■ DOCUMENT PASSAGE:
*****
African and Caribbean spiritual traditions play a crucial role in the art of Julien Creuzet. This session of the symposium explores this dimension of his work and thus questions the secular limitations of Western colonial models of arts. In what ways do the multiple forms of Afro-diasporic spirituality animate the artistic practice of Julien Creuzet? What do they allow in terms of creation? What aesthetic boundaries do they challenge? What dimensions of reality and heritage do they make visible and audible for us today?

Participants:

  • Julien Creuzet, Artist, poet, and musician
  • Anissa Touati, Visiting Researcher, French Studies, Brown University
  • Mohamed Amer Meziane, Assistant Professor of French and Francophone Studies, Brown University
  • Sabine Lamour, Visiting Professor, French and Francophone Studies, Brown University; Professor of Sociology, Université d'État d'Haïti
  • Moderators: Luvuyo Equiano Nyawose, PhD Student, Department of Modern Culture and Media, Brown University, and Alyssa Mattocks, Independent Curator and Writer, New York

RSVP FOR THE PANELS

Afro-Diasporic Sonic Strategies: A Black Music Lab Roundtable

5:30 PM – 6:30 PM

This roundtable discussion explores the innovative sonic strategies and performance modalities deployed by contemporary creatives seeking to “sound” the diaspora, including Creuzet and his use of immersive soundscapes. Through conversation and listening together, participants will reflect on how music, sound, and rhythm mediate the histories / futures of the Caribbean, broader diasporas, and the African continent.
*****
■ TASK GOAL:
Answer from the symposium program:
1. Which institution lists Sabine Lamour as a Professor of Sociology?
2. What time is the Black Music Lab roundtable?
3. According to the session description, what does this session question?
*****
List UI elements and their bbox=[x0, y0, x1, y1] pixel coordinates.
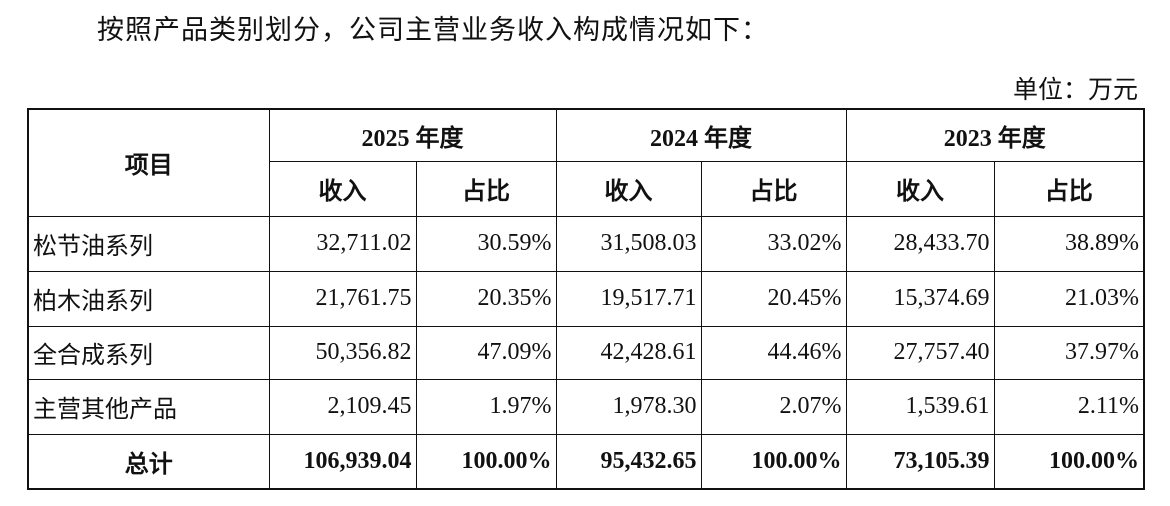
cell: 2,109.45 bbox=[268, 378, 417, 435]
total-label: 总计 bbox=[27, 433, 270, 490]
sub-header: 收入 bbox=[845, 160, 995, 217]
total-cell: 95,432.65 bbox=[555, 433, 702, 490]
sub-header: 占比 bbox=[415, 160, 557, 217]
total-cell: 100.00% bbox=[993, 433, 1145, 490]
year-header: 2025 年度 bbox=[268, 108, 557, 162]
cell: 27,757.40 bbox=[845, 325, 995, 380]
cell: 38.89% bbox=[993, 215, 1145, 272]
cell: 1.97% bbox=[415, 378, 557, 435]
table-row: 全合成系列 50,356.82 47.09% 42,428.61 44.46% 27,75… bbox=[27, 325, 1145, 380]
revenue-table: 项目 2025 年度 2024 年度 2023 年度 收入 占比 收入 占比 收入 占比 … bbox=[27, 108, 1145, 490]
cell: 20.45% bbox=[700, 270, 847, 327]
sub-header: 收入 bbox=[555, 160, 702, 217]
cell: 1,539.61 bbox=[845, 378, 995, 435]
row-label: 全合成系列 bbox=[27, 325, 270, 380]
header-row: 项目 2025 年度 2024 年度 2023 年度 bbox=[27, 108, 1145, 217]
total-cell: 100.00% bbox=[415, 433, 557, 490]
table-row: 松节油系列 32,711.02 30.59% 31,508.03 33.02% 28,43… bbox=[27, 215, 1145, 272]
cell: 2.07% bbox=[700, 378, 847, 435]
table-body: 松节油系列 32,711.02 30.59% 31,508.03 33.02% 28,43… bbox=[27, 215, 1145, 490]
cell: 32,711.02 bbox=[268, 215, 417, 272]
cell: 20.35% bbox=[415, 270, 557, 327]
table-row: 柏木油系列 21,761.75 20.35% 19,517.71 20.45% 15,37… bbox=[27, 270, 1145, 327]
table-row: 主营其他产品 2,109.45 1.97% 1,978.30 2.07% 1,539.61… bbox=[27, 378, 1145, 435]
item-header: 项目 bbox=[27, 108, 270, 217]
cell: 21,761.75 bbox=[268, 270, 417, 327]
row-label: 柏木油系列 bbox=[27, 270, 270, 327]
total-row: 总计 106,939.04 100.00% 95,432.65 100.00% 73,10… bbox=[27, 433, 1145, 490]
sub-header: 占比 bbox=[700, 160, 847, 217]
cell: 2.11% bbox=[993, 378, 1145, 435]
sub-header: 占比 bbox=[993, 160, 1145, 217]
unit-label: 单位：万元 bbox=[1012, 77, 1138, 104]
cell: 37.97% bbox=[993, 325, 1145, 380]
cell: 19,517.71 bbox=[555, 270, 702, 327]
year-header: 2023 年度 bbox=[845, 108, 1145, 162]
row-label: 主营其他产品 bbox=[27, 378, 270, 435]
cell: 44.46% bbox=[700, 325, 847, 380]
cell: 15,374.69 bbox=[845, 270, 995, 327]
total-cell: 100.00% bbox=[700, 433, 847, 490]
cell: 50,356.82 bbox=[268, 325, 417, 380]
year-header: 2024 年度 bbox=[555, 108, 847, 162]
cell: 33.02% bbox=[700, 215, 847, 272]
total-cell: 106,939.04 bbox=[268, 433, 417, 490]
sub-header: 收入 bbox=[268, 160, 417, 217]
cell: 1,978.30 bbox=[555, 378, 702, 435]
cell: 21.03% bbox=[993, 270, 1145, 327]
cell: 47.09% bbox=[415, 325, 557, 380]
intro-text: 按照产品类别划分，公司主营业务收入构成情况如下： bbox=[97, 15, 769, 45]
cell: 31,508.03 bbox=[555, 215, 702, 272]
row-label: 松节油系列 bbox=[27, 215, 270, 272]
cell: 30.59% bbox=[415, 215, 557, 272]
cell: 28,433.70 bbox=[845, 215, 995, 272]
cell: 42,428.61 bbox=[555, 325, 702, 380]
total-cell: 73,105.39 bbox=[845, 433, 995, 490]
*****
■ TASK OUTPUT:
1. Université d'État d'Haïti
2. 5:30 PM – 6:30 PM
3. The secular limitations of Western colonial models of arts